Problem: Take the listing and print it in full, exactly as given.

☆ ☆ ☆ ☆ ☆ ☆ ☆

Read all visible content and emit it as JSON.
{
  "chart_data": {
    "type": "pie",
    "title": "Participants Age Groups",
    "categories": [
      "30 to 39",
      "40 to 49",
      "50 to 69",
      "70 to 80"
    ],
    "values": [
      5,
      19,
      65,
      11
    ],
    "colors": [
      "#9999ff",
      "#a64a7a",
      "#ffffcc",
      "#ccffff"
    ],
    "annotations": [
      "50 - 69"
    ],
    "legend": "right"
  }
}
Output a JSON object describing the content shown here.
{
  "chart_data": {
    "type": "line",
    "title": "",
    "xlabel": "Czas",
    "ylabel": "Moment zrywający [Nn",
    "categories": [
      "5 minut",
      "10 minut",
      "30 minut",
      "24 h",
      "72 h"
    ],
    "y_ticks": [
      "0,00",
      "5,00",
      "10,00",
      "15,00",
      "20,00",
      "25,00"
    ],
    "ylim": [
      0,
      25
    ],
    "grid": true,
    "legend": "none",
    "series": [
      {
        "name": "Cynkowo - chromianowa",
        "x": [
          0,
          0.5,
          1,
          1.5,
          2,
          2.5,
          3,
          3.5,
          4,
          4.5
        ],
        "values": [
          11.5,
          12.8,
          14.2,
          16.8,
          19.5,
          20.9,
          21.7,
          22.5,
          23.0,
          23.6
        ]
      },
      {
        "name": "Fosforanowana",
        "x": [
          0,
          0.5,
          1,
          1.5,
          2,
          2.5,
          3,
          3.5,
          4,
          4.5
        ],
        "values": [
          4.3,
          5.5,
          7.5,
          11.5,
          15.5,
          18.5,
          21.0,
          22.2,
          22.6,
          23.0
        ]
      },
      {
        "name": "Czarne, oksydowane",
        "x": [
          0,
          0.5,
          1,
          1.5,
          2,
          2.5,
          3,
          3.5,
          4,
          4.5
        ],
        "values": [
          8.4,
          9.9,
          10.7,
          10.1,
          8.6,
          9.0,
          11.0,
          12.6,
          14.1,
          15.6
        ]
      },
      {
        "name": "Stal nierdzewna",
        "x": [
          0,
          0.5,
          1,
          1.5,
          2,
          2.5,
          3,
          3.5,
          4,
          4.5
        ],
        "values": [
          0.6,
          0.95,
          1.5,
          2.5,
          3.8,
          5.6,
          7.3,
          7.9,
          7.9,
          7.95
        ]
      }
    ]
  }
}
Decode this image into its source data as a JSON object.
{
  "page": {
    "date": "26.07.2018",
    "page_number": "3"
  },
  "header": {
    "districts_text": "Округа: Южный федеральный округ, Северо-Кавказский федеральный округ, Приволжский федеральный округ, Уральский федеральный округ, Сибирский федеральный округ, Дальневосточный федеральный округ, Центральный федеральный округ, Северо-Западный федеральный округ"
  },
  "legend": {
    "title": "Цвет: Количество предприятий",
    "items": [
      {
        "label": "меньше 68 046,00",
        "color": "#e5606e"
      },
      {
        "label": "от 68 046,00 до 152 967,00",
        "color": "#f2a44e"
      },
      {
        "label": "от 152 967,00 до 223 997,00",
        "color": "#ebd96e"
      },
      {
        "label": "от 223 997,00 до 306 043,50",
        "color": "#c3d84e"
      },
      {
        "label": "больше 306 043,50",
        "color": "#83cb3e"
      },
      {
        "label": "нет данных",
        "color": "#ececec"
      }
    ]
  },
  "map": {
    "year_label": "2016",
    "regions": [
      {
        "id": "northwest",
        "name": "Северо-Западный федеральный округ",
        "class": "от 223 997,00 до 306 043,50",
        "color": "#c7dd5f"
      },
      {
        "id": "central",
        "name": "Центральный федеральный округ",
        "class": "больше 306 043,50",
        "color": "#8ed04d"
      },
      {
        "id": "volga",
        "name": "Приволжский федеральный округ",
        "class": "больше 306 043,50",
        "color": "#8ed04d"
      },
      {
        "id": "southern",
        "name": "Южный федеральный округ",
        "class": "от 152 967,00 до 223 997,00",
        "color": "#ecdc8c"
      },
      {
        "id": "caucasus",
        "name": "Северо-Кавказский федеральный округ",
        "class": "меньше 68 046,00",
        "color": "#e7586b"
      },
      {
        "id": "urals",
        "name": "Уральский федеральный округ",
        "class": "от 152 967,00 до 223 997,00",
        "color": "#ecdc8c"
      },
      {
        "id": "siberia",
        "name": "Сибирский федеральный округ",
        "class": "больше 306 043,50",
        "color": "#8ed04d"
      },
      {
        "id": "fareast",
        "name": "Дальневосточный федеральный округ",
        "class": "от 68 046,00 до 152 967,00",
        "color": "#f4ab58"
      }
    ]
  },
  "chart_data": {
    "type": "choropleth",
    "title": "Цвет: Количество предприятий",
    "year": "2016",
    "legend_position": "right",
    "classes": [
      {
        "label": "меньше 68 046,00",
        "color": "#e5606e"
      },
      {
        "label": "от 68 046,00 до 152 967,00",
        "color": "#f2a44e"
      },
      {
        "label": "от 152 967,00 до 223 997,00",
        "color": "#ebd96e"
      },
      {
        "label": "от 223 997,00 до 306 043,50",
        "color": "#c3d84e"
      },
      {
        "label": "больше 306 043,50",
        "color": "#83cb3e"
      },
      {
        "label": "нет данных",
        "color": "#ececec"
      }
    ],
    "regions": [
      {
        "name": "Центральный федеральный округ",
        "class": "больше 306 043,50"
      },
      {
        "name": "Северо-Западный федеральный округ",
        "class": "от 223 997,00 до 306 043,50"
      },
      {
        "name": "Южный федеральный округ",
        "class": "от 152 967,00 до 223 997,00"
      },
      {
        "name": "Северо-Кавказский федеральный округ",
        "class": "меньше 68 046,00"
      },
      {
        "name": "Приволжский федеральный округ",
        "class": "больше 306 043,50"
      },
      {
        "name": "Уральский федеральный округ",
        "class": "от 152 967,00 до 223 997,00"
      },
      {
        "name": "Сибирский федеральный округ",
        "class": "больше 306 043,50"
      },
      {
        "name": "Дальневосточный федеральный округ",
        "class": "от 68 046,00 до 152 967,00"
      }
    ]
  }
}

☆ ☆ ☆ ☆ ☆ ☆ ☆

Solution to this task:
Read all visible content and emit it as JSON.
{
  "chart_data": {
    "type": "pie",
    "title": "Participants Age Groups",
    "categories": [
      "30 to 39",
      "40 to 49",
      "50 to 69",
      "70 to 80"
    ],
    "values": [
      5,
      19,
      65,
      11
    ],
    "colors": [
      "#9999ff",
      "#a64a7a",
      "#ffffcc",
      "#ccffff"
    ],
    "annotations": [
      "50 - 69"
    ],
    "legend": "right"
  }
}
Output a JSON object describing the content shown here.
{
  "chart_data": {
    "type": "line",
    "title": "",
    "xlabel": "Czas",
    "ylabel": "Moment zrywający [Nn",
    "categories": [
      "5 minut",
      "10 minut",
      "30 minut",
      "24 h",
      "72 h"
    ],
    "y_ticks": [
      "0,00",
      "5,00",
      "10,00",
      "15,00",
      "20,00",
      "25,00"
    ],
    "ylim": [
      0,
      25
    ],
    "grid": true,
    "legend": "none",
    "series": [
      {
        "name": "Cynkowo - chromianowa",
        "x": [
          0,
          0.5,
          1,
          1.5,
          2,
          2.5,
          3,
          3.5,
          4,
          4.5
        ],
        "values": [
          11.5,
          12.8,
          14.2,
          16.8,
          19.5,
          20.9,
          21.7,
          22.5,
          23.0,
          23.6
        ]
      },
      {
        "name": "Fosforanowana",
        "x": [
          0,
          0.5,
          1,
          1.5,
          2,
          2.5,
          3,
          3.5,
          4,
          4.5
        ],
        "values": [
          4.3,
          5.5,
          7.5,
          11.5,
          15.5,
          18.5,
          21.0,
          22.2,
          22.6,
          23.0
        ]
      },
      {
        "name": "Czarne, oksydowane",
        "x": [
          0,
          0.5,
          1,
          1.5,
          2,
          2.5,
          3,
          3.5,
          4,
          4.5
        ],
        "values": [
          8.4,
          9.9,
          10.7,
          10.1,
          8.6,
          9.0,
          11.0,
          12.6,
          14.1,
          15.6
        ]
      },
      {
        "name": "Stal nierdzewna",
        "x": [
          0,
          0.5,
          1,
          1.5,
          2,
          2.5,
          3,
          3.5,
          4,
          4.5
        ],
        "values": [
          0.6,
          0.95,
          1.5,
          2.5,
          3.8,
          5.6,
          7.3,
          7.9,
          7.9,
          7.95
        ]
      }
    ]
  }
}
Decode this image into its source data as a JSON object.
{
  "page": {
    "date": "26.07.2018",
    "page_number": "3"
  },
  "header": {
    "districts_text": "Округа: Южный федеральный округ, Северо-Кавказский федеральный округ, Приволжский федеральный округ, Уральский федеральный округ, Сибирский федеральный округ, Дальневосточный федеральный округ, Центральный федеральный округ, Северо-Западный федеральный округ"
  },
  "legend": {
    "title": "Цвет: Количество предприятий",
    "items": [
      {
        "label": "меньше 68 046,00",
        "color": "#e5606e"
      },
      {
        "label": "от 68 046,00 до 152 967,00",
        "color": "#f2a44e"
      },
      {
        "label": "от 152 967,00 до 223 997,00",
        "color": "#ebd96e"
      },
      {
        "label": "от 223 997,00 до 306 043,50",
        "color": "#c3d84e"
      },
      {
        "label": "больше 306 043,50",
        "color": "#83cb3e"
      },
      {
        "label": "нет данных",
        "color": "#ececec"
      }
    ]
  },
  "map": {
    "year_label": "2016",
    "regions": [
      {
        "id": "northwest",
        "name": "Северо-Западный федеральный округ",
        "class": "от 223 997,00 до 306 043,50",
        "color": "#c7dd5f"
      },
      {
        "id": "central",
        "name": "Центральный федеральный округ",
        "class": "больше 306 043,50",
        "color": "#8ed04d"
      },
      {
        "id": "volga",
        "name": "Приволжский федеральный округ",
        "class": "больше 306 043,50",
        "color": "#8ed04d"
      },
      {
        "id": "southern",
        "name": "Южный федеральный округ",
        "class": "от 152 967,00 до 223 997,00",
        "color": "#ecdc8c"
      },
      {
        "id": "caucasus",
        "name": "Северо-Кавказский федеральный округ",
        "class": "меньше 68 046,00",
        "color": "#e7586b"
      },
      {
        "id": "urals",
        "name": "Уральский федеральный округ",
        "class": "от 152 967,00 до 223 997,00",
        "color": "#ecdc8c"
      },
      {
        "id": "siberia",
        "name": "Сибирский федеральный округ",
        "class": "больше 306 043,50",
        "color": "#8ed04d"
      },
      {
        "id": "fareast",
        "name": "Дальневосточный федеральный округ",
        "class": "от 68 046,00 до 152 967,00",
        "color": "#f4ab58"
      }
    ]
  },
  "chart_data": {
    "type": "choropleth",
    "title": "Цвет: Количество предприятий",
    "year": "2016",
    "legend_position": "right",
    "classes": [
      {
        "label": "меньше 68 046,00",
        "color": "#e5606e"
      },
      {
        "label": "от 68 046,00 до 152 967,00",
        "color": "#f2a44e"
      },
      {
        "label": "от 152 967,00 до 223 997,00",
        "color": "#ebd96e"
      },
      {
        "label": "от 223 997,00 до 306 043,50",
        "color": "#c3d84e"
      },
      {
        "label": "больше 306 043,50",
        "color": "#83cb3e"
      },
      {
        "label": "нет данных",
        "color": "#ececec"
      }
    ],
    "regions": [
      {
        "name": "Центральный федеральный округ",
        "class": "больше 306 043,50"
      },
      {
        "name": "Северо-Западный федеральный округ",
        "class": "от 223 997,00 до 306 043,50"
      },
      {
        "name": "Южный федеральный округ",
        "class": "от 152 967,00 до 223 997,00"
      },
      {
        "name": "Северо-Кавказский федеральный округ",
        "class": "меньше 68 046,00"
      },
      {
        "name": "Приволжский федеральный округ",
        "class": "больше 306 043,50"
      },
      {
        "name": "Уральский федеральный округ",
        "class": "от 152 967,00 до 223 997,00"
      },
      {
        "name": "Сибирский федеральный округ",
        "class": "больше 306 043,50"
      },
      {
        "name": "Дальневосточный федеральный округ",
        "class": "от 68 046,00 до 152 967,00"
      }
    ]
  }
}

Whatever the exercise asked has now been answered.